■ THE INPUT:

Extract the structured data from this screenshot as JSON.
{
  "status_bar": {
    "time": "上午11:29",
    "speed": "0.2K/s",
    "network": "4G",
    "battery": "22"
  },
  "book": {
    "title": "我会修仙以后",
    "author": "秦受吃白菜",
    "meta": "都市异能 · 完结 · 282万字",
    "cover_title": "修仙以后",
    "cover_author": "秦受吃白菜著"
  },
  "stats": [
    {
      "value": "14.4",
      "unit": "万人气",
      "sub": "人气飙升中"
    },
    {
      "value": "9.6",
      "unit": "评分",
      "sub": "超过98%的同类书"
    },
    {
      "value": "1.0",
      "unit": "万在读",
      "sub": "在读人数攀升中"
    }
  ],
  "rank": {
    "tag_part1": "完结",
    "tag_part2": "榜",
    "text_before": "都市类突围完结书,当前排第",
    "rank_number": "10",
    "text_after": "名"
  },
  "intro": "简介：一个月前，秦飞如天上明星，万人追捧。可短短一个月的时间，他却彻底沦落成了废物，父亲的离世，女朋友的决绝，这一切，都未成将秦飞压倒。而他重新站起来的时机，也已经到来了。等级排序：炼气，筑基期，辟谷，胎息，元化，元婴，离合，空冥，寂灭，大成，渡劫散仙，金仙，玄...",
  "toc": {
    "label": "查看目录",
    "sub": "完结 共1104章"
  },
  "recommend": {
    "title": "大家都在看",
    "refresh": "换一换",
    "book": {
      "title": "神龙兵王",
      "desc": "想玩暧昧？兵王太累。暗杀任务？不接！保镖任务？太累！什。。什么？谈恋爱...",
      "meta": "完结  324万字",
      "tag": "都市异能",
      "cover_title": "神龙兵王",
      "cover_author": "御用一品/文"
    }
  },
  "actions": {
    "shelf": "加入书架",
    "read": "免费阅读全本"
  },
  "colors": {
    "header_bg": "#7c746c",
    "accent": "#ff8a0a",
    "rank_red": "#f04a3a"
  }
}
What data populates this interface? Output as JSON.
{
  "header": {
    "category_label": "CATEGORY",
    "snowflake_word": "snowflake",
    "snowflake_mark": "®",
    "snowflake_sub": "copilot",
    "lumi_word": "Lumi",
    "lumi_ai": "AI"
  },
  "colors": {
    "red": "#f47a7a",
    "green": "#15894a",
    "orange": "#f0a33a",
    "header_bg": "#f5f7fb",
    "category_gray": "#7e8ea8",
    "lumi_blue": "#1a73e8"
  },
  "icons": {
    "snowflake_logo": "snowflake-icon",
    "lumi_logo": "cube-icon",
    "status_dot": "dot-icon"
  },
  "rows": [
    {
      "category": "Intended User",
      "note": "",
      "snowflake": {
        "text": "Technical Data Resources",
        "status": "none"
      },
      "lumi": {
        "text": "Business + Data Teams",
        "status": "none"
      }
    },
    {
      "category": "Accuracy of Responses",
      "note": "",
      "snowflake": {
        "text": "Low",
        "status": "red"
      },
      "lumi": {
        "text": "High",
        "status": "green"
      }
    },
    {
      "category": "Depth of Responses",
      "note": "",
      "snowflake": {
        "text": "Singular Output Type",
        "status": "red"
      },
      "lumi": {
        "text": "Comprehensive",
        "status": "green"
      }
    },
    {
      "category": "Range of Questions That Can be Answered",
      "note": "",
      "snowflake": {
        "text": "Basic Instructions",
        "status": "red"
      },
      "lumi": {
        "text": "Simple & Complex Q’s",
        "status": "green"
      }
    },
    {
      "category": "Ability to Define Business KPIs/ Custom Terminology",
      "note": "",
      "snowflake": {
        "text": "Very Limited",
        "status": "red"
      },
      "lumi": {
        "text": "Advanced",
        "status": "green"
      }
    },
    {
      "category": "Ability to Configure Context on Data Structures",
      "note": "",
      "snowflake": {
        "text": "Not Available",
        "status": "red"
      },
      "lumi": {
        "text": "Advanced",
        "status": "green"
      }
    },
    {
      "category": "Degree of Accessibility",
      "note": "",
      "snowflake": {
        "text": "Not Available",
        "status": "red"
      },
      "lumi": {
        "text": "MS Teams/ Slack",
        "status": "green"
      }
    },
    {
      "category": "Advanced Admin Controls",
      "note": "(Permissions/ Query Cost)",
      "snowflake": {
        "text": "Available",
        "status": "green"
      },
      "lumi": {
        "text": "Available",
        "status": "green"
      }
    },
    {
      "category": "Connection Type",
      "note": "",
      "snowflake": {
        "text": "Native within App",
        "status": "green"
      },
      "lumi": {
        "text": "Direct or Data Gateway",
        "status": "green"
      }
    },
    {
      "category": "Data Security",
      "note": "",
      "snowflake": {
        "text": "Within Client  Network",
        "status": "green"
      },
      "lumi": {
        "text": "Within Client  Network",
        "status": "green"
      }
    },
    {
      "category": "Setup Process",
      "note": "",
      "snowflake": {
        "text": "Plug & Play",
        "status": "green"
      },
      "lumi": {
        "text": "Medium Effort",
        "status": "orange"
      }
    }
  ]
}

■ TASK PROMPT: Please set down each line of the records exactly as given.

■ RESULT OF THIS EXERCISE:
Extract the structured data from this screenshot as JSON.
{
  "status_bar": {
    "time": "上午11:29",
    "speed": "0.2K/s",
    "network": "4G",
    "battery": "22"
  },
  "book": {
    "title": "我会修仙以后",
    "author": "秦受吃白菜",
    "meta": "都市异能 · 完结 · 282万字",
    "cover_title": "修仙以后",
    "cover_author": "秦受吃白菜著"
  },
  "stats": [
    {
      "value": "14.4",
      "unit": "万人气",
      "sub": "人气飙升中"
    },
    {
      "value": "9.6",
      "unit": "评分",
      "sub": "超过98%的同类书"
    },
    {
      "value": "1.0",
      "unit": "万在读",
      "sub": "在读人数攀升中"
    }
  ],
  "rank": {
    "tag_part1": "完结",
    "tag_part2": "榜",
    "text_before": "都市类突围完结书,当前排第",
    "rank_number": "10",
    "text_after": "名"
  },
  "intro": "简介：一个月前，秦飞如天上明星，万人追捧。可短短一个月的时间，他却彻底沦落成了废物，父亲的离世，女朋友的决绝，这一切，都未成将秦飞压倒。而他重新站起来的时机，也已经到来了。等级排序：炼气，筑基期，辟谷，胎息，元化，元婴，离合，空冥，寂灭，大成，渡劫散仙，金仙，玄...",
  "toc": {
    "label": "查看目录",
    "sub": "完结 共1104章"
  },
  "recommend": {
    "title": "大家都在看",
    "refresh": "换一换",
    "book": {
      "title": "神龙兵王",
      "desc": "想玩暧昧？兵王太累。暗杀任务？不接！保镖任务？太累！什。。什么？谈恋爱...",
      "meta": "完结  324万字",
      "tag": "都市异能",
      "cover_title": "神龙兵王",
      "cover_author": "御用一品/文"
    }
  },
  "actions": {
    "shelf": "加入书架",
    "read": "免费阅读全本"
  },
  "colors": {
    "header_bg": "#7c746c",
    "accent": "#ff8a0a",
    "rank_red": "#f04a3a"
  }
}
What data populates this interface? Output as JSON.
{
  "header": {
    "category_label": "CATEGORY",
    "snowflake_word": "snowflake",
    "snowflake_mark": "®",
    "snowflake_sub": "copilot",
    "lumi_word": "Lumi",
    "lumi_ai": "AI"
  },
  "colors": {
    "red": "#f47a7a",
    "green": "#15894a",
    "orange": "#f0a33a",
    "header_bg": "#f5f7fb",
    "category_gray": "#7e8ea8",
    "lumi_blue": "#1a73e8"
  },
  "icons": {
    "snowflake_logo": "snowflake-icon",
    "lumi_logo": "cube-icon",
    "status_dot": "dot-icon"
  },
  "rows": [
    {
      "category": "Intended User",
      "note": "",
      "snowflake": {
        "text": "Technical Data Resources",
        "status": "none"
      },
      "lumi": {
        "text": "Business + Data Teams",
        "status": "none"
      }
    },
    {
      "category": "Accuracy of Responses",
      "note": "",
      "snowflake": {
        "text": "Low",
        "status": "red"
      },
      "lumi": {
        "text": "High",
        "status": "green"
      }
    },
    {
      "category": "Depth of Responses",
      "note": "",
      "snowflake": {
        "text": "Singular Output Type",
        "status": "red"
      },
      "lumi": {
        "text": "Comprehensive",
        "status": "green"
      }
    },
    {
      "category": "Range of Questions That Can be Answered",
      "note": "",
      "snowflake": {
        "text": "Basic Instructions",
        "status": "red"
      },
      "lumi": {
        "text": "Simple & Complex Q’s",
        "status": "green"
      }
    },
    {
      "category": "Ability to Define Business KPIs/ Custom Terminology",
      "note": "",
      "snowflake": {
        "text": "Very Limited",
        "status": "red"
      },
      "lumi": {
        "text": "Advanced",
        "status": "green"
      }
    },
    {
      "category": "Ability to Configure Context on Data Structures",
      "note": "",
      "snowflake": {
        "text": "Not Available",
        "status": "red"
      },
      "lumi": {
        "text": "Advanced",
        "status": "green"
      }
    },
    {
      "category": "Degree of Accessibility",
      "note": "",
      "snowflake": {
        "text": "Not Available",
        "status": "red"
      },
      "lumi": {
        "text": "MS Teams/ Slack",
        "status": "green"
      }
    },
    {
      "category": "Advanced Admin Controls",
      "note": "(Permissions/ Query Cost)",
      "snowflake": {
        "text": "Available",
        "status": "green"
      },
      "lumi": {
        "text": "Available",
        "status": "green"
      }
    },
    {
      "category": "Connection Type",
      "note": "",
      "snowflake": {
        "text": "Native within App",
        "status": "green"
      },
      "lumi": {
        "text": "Direct or Data Gateway",
        "status": "green"
      }
    },
    {
      "category": "Data Security",
      "note": "",
      "snowflake": {
        "text": "Within Client  Network",
        "status": "green"
      },
      "lumi": {
        "text": "Within Client  Network",
        "status": "green"
      }
    },
    {
      "category": "Setup Process",
      "note": "",
      "snowflake": {
        "text": "Plug & Play",
        "status": "green"
      },
      "lumi": {
        "text": "Medium Effort",
        "status": "orange"
      }
    }
  ]
}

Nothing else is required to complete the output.